-- START OF Exercise data --
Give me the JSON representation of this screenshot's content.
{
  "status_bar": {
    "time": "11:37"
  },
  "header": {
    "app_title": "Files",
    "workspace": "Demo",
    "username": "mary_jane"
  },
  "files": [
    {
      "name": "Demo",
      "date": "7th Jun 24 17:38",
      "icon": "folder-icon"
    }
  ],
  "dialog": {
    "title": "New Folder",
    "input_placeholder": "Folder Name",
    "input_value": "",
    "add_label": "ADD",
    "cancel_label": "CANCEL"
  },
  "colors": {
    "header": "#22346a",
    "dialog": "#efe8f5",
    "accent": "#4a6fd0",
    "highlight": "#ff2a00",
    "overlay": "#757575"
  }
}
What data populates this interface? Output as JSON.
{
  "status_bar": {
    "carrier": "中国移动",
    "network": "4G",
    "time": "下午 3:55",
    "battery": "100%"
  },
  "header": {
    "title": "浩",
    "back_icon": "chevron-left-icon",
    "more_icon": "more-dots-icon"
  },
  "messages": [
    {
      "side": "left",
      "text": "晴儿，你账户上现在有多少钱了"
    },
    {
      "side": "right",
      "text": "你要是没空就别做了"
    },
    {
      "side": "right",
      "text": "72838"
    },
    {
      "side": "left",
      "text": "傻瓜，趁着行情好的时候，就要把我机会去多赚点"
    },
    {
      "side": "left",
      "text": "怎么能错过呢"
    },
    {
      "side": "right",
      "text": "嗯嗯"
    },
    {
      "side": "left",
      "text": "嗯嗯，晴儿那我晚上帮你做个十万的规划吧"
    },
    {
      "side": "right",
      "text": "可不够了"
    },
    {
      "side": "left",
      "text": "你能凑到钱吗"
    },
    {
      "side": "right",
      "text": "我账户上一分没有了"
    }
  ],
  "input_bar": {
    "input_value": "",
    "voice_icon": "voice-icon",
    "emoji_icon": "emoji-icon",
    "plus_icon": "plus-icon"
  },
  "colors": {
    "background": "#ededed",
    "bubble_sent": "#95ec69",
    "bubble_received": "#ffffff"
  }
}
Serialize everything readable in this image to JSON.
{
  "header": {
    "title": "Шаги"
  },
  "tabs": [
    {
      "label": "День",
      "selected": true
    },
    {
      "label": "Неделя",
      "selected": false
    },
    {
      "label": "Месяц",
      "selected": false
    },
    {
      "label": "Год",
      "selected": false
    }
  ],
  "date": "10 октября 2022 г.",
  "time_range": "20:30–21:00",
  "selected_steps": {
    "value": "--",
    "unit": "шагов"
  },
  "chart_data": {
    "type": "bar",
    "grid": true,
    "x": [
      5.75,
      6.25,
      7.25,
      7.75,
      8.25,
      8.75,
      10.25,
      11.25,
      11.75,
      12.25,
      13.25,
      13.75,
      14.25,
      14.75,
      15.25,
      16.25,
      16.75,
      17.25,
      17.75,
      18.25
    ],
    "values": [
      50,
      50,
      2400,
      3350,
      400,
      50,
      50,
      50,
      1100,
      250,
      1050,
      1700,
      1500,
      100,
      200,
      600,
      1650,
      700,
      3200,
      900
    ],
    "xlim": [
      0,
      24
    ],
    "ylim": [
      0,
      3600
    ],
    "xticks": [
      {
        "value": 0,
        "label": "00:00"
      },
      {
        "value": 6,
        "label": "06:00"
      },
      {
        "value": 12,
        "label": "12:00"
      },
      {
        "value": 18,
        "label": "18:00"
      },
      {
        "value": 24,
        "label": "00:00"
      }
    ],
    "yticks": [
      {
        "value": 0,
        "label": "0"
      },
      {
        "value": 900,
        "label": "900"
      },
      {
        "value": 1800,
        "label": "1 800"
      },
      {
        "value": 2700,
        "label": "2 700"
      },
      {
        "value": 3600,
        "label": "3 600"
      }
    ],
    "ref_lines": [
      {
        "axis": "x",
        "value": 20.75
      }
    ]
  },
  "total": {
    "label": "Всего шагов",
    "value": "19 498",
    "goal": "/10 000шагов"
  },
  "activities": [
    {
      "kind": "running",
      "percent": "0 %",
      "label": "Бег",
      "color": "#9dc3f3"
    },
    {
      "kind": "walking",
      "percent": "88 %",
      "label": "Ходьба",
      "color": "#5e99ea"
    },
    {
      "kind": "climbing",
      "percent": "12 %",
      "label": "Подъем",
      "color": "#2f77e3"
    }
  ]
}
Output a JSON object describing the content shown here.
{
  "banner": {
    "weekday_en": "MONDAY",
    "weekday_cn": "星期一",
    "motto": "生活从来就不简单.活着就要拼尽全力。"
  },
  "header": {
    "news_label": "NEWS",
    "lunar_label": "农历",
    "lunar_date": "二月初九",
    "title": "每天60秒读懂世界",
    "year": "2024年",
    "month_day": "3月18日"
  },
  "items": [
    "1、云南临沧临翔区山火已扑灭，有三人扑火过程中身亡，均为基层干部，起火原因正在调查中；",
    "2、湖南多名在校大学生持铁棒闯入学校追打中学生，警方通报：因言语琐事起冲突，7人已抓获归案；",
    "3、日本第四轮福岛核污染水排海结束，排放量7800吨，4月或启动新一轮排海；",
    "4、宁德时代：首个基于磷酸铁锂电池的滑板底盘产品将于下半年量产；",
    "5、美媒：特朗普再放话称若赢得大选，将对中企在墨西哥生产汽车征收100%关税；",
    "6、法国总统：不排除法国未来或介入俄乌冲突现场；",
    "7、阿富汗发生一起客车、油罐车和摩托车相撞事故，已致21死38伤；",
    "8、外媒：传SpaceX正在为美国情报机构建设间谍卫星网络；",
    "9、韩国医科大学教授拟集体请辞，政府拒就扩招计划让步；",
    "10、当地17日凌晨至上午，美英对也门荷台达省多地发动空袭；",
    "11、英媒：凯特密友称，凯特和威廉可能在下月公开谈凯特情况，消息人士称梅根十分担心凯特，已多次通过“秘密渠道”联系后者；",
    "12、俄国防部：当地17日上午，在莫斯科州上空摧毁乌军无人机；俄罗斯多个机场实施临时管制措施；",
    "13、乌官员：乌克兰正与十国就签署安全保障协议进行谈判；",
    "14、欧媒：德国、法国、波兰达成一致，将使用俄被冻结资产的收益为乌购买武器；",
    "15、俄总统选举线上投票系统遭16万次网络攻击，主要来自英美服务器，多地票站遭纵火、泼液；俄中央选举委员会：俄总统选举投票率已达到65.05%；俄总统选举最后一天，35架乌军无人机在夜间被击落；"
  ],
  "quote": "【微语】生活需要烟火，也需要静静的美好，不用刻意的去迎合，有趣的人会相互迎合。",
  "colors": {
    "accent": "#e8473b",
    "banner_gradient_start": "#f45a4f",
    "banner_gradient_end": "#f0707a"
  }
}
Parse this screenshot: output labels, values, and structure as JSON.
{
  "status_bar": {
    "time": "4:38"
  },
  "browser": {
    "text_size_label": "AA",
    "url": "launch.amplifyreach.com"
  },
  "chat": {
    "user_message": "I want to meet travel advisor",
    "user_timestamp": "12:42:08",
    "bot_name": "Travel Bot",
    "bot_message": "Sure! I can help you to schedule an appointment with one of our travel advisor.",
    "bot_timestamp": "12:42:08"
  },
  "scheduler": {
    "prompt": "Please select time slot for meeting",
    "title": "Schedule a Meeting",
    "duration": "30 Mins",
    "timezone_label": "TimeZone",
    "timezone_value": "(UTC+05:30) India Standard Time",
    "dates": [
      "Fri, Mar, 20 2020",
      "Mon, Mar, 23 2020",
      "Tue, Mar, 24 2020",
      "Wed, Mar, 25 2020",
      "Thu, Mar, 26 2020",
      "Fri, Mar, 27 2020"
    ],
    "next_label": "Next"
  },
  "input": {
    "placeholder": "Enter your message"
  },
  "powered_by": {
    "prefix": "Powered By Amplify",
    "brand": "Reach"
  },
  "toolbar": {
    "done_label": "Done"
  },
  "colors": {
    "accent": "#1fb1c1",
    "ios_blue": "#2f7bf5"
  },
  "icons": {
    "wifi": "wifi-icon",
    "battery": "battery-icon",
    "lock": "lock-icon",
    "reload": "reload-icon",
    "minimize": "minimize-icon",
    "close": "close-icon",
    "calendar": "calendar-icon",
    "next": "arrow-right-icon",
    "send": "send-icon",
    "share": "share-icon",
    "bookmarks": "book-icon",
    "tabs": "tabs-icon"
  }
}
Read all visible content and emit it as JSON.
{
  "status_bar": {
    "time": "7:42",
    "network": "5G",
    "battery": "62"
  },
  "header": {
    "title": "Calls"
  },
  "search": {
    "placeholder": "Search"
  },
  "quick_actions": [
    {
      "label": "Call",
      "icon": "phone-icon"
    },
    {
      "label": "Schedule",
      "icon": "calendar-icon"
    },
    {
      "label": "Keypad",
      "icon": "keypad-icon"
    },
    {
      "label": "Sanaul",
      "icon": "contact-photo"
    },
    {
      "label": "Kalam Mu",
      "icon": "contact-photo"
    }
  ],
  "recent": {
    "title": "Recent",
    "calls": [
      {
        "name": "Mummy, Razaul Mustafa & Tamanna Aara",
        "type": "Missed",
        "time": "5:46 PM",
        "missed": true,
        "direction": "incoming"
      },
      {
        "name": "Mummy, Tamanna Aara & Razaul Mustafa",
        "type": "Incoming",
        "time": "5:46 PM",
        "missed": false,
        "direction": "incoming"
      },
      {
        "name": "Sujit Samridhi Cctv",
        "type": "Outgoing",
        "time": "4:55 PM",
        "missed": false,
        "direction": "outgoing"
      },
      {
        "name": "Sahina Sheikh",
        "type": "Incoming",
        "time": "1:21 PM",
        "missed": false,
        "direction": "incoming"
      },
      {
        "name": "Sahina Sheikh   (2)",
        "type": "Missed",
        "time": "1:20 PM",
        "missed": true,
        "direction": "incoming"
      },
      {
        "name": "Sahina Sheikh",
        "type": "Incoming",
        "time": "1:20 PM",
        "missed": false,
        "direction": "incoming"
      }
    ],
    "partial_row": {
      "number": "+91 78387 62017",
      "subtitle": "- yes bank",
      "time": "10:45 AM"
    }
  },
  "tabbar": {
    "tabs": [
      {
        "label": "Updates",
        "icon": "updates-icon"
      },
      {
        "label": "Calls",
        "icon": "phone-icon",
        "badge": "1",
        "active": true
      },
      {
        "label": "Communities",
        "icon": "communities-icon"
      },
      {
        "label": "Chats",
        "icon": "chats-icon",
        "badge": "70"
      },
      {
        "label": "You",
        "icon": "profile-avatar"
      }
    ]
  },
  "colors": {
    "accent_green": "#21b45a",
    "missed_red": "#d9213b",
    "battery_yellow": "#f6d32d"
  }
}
-- END OF Exercise data --
Task details
Gather, from the listing above, every line carrying the word "Aara".

Result for this task
        "name": "Mummy, Razaul Mustafa & Tamanna Aara",
        "name": "Mummy, Tamanna Aara & Razaul Mustafa",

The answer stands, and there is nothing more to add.